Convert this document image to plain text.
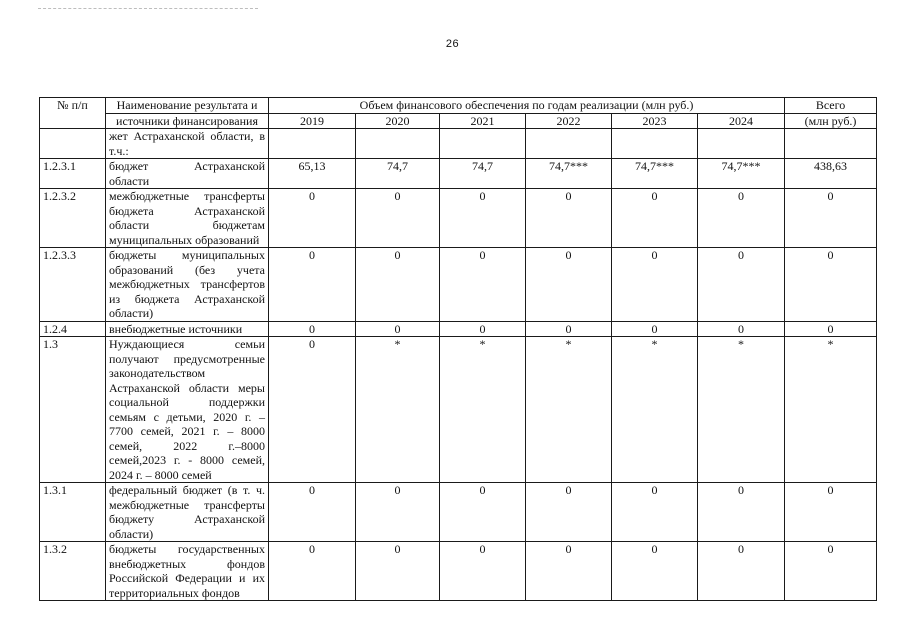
26
№ п/п	Наименование результата и	Объем финансового обеспечения по годам реализации (млн руб.)						Всего
	источники финансирования	2019	2020	2021	2022	2023	2024	(млн руб.)
	жет Астраханской области, в т.ч.:							
1.2.3.1	бюджет Астраханской области	65,13	74,7	74,7	74,7***	74,7***	74,7***	438,63
1.2.3.2	межбюджетные трансферты бюджета Астраханской области бюджетам муниципальных образований	0	0	0	0	0	0	0
1.2.3.3	бюджеты муниципальных образований (без учета межбюджетных трансфертов из бюджета Астраханской области)	0	0	0	0	0	0	0
1.2.4	внебюджетные источники	0	0	0	0	0	0	0
1.3	Нуждающиеся семьи получают предусмотренные законодательством Астраханской области меры социальной поддержки семьям с детьми, 2020 г. – 7700 семей, 2021 г. – 8000 семей, 2022 г.–8000 семей,2023 г. - 8000 семей, 2024 г. – 8000 семей	0	*	*	*	*	*	*
1.3.1	федеральный бюджет (в т. ч. межбюджетные трансферты бюджету Астраханской области)	0	0	0	0	0	0	0
1.3.2	бюджеты государственных внебюджетных фондов Российской Федерации и их территориальных фондов	0	0	0	0	0	0	0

• • •

Return each line from the material above exactly, but not the pictures.

Convert this document image to plain text.
26
№ п/п	Наименование результата и	Объем финансового обеспечения по годам реализации (млн руб.)						Всего
	источники финансирования	2019	2020	2021	2022	2023	2024	(млн руб.)
	жет Астраханской области, в т.ч.:							
1.2.3.1	бюджет Астраханской области	65,13	74,7	74,7	74,7***	74,7***	74,7***	438,63
1.2.3.2	межбюджетные трансферты бюджета Астраханской области бюджетам муниципальных образований	0	0	0	0	0	0	0
1.2.3.3	бюджеты муниципальных образований (без учета межбюджетных трансфертов из бюджета Астраханской области)	0	0	0	0	0	0	0
1.2.4	внебюджетные источники	0	0	0	0	0	0	0
1.3	Нуждающиеся семьи получают предусмотренные законодательством Астраханской области меры социальной поддержки семьям с детьми, 2020 г. – 7700 семей, 2021 г. – 8000 семей, 2022 г.–8000 семей,2023 г. - 8000 семей, 2024 г. – 8000 семей	0	*	*	*	*	*	*
1.3.1	федеральный бюджет (в т. ч. межбюджетные трансферты бюджету Астраханской области)	0	0	0	0	0	0	0
1.3.2	бюджеты государственных внебюджетных фондов Российской Федерации и их территориальных фондов	0	0	0	0	0	0	0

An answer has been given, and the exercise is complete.